▶ [Exercise] In the material below, find the line with "Give me the"; set down that line and every line after it to the end, exactly, without pictures.

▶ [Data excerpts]
__________

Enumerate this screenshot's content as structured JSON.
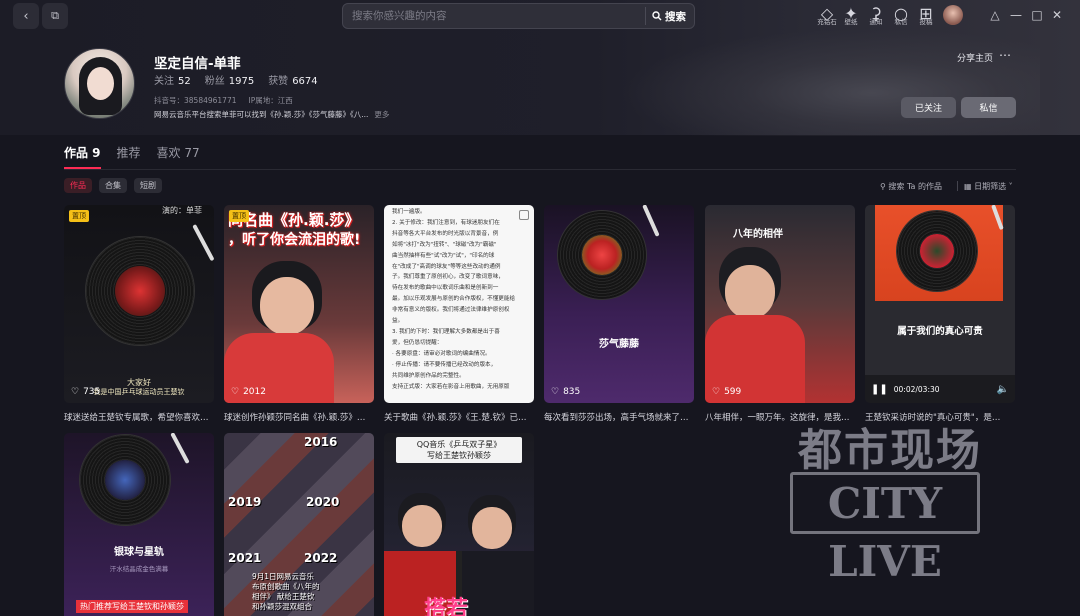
{
  "topbar": {
    "search_placeholder": "搜索你感兴趣的内容",
    "search_button": "搜索",
    "tools": [
      {
        "icon": "diamond-icon",
        "label": "充钻石"
      },
      {
        "icon": "wallpaper-icon",
        "label": "壁纸"
      },
      {
        "icon": "bell-icon",
        "label": "通知"
      },
      {
        "icon": "message-icon",
        "label": "私信"
      },
      {
        "icon": "upload-icon",
        "label": "投稿"
      }
    ]
  },
  "profile": {
    "name": "坚定自信-单菲",
    "following_label": "关注",
    "following": "52",
    "fans_label": "粉丝",
    "fans": "1975",
    "likes_label": "获赞",
    "likes": "6674",
    "douyin_id": "抖音号：38584961771",
    "ip": "IP属地：江西",
    "bio": "网易云音乐平台搜索单菲可以找到《孙.颖.莎》《莎气藤藤》《八...",
    "bio_more": "更多",
    "share": "分享主页",
    "followed_button": "已关注",
    "message_button": "私信"
  },
  "tabs": [
    {
      "label": "作品 9",
      "active": true
    },
    {
      "label": "推荐",
      "active": false
    },
    {
      "label": "喜欢 77",
      "active": false
    }
  ],
  "chips": [
    "作品",
    "合集",
    "短剧"
  ],
  "filters": {
    "search": "搜索 Ta 的作品",
    "date": "日期筛选"
  },
  "badge_top": "置顶",
  "cards": [
    {
      "likes": "735",
      "caption": "球迷送给王楚钦专属歌，希望你喜欢…",
      "overlay_top": "演的：单菲",
      "overlay_bottom1": "大家好",
      "overlay_bottom2": "我是中国乒乓球运动员王楚钦"
    },
    {
      "likes": "2012",
      "caption": "球迷创作孙颖莎同名曲《孙.颖.莎》…",
      "overlay_top": "同名曲《孙.颖.莎》",
      "overlay_top2": "，听了你会流泪的歌!"
    },
    {
      "likes": "",
      "caption": "关于歌曲《孙.颖.莎》《王.楚.钦》已…",
      "doc_lines": [
        "我们一遍版。",
        "2. 关于修改：我们注意到，有球迷朋友们在",
        "抖音等各大平台发布的时光版以背景音，例",
        "如将\"冰打\"改为\"扭转\"、\"球磁\"改为\"霸磁\"",
        "曲当然抽样有些\"试\"改为\"试\"，\"印名的球",
        "在\"改成了\"高调的球友\"等等这些改动的通例",
        "子。我们尊重了原创初心，改变了歌词意味，",
        "待在发布的歌曲中以歌词乐曲和是创新到一",
        "最。加以乐观发展与原创的合作版权，不懂更能给",
        "非常有意义的版权。我们将通过法律维护原创权",
        "益。",
        "3. 我们的下时：我们理解大多数都是出于喜",
        "爱，但仍恳切提醒：",
        "· 各要原盘：请审必对歌词的编曲情况。",
        "· 停止传播：请不要传播已经改动的版本，",
        "共同维护原创作品的完整性。",
        "支持正式版：大家若在影音上用歌曲，无用原版"
      ]
    },
    {
      "likes": "835",
      "caption": "每次看到莎莎出场，高手气场就来了…",
      "title": "莎气藤藤"
    },
    {
      "likes": "599",
      "caption": "八年相伴，一眼万年。这旋律，是我…",
      "overlay_top": "八年的相伴"
    },
    {
      "likes": "",
      "caption": "王楚钦采访时说的\"真心可贵\"，是…",
      "title": "属于我们的真心可贵",
      "time": "00:02/03:30"
    },
    {
      "likes": "",
      "caption": "",
      "title": "银球与星轨",
      "subtitle": "汗水结晶成金色满幕",
      "bottom_tag": "热门推荐写给王楚钦和孙颖莎"
    },
    {
      "likes": "",
      "caption": "",
      "years": [
        "2016",
        "2019",
        "2020",
        "2021",
        "2022"
      ],
      "overlay": "9月1日网易云音乐\n布原创歌曲《八年的\n相伴》 献给王楚钦\n和孙颖莎混双组合"
    },
    {
      "likes": "",
      "caption": "",
      "header1": "QQ音乐《乒乓双子星》",
      "header2": "写给王楚钦孙颖莎",
      "big": "搭若"
    }
  ],
  "watermark": {
    "top": "都市现场",
    "bottom": "CITY LIVE"
  },
  "colors": {
    "accent": "#fe2c55",
    "badge": "#f5c017",
    "background": "#16161f"
  }
}
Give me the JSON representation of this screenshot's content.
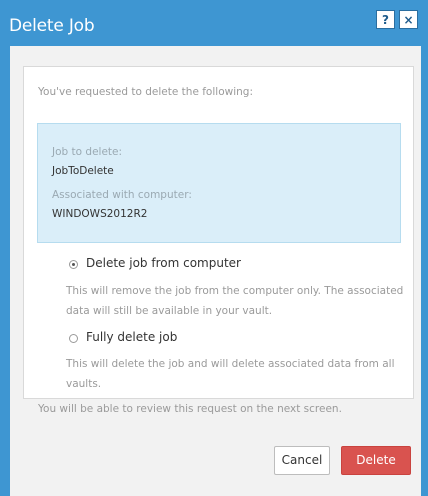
{
  "dialog": {
    "title": "Delete Job",
    "help_label": "?",
    "close_label": "×"
  },
  "intro": "You've requested to delete the following:",
  "info": {
    "job_label": "Job to delete:",
    "job_value": "JobToDelete",
    "computer_label": "Associated with computer:",
    "computer_value": "WINDOWS2012R2"
  },
  "options": [
    {
      "label": "Delete job from computer",
      "selected": true,
      "description": "This will remove the job from the computer only. The associated data will still be available in your vault."
    },
    {
      "label": "Fully delete job",
      "selected": false,
      "description": "This will delete the job and will delete associated data from all vaults."
    }
  ],
  "footnote": "You will be able to review this request on the next screen.",
  "buttons": {
    "cancel": "Cancel",
    "delete": "Delete"
  },
  "colors": {
    "header_blue": "#3e96d2",
    "info_box": "#daeef9",
    "delete_red": "#d9534f"
  }
}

__________

▶ [Written answer]
Give me the JSON representation of this screenshot's content.
{
  "dialog": {
    "title": "Delete Job",
    "help_label": "?",
    "close_label": "×"
  },
  "intro": "You've requested to delete the following:",
  "info": {
    "job_label": "Job to delete:",
    "job_value": "JobToDelete",
    "computer_label": "Associated with computer:",
    "computer_value": "WINDOWS2012R2"
  },
  "options": [
    {
      "label": "Delete job from computer",
      "selected": true,
      "description": "This will remove the job from the computer only. The associated data will still be available in your vault."
    },
    {
      "label": "Fully delete job",
      "selected": false,
      "description": "This will delete the job and will delete associated data from all vaults."
    }
  ],
  "footnote": "You will be able to review this request on the next screen.",
  "buttons": {
    "cancel": "Cancel",
    "delete": "Delete"
  },
  "colors": {
    "header_blue": "#3e96d2",
    "info_box": "#daeef9",
    "delete_red": "#d9534f"
  }
}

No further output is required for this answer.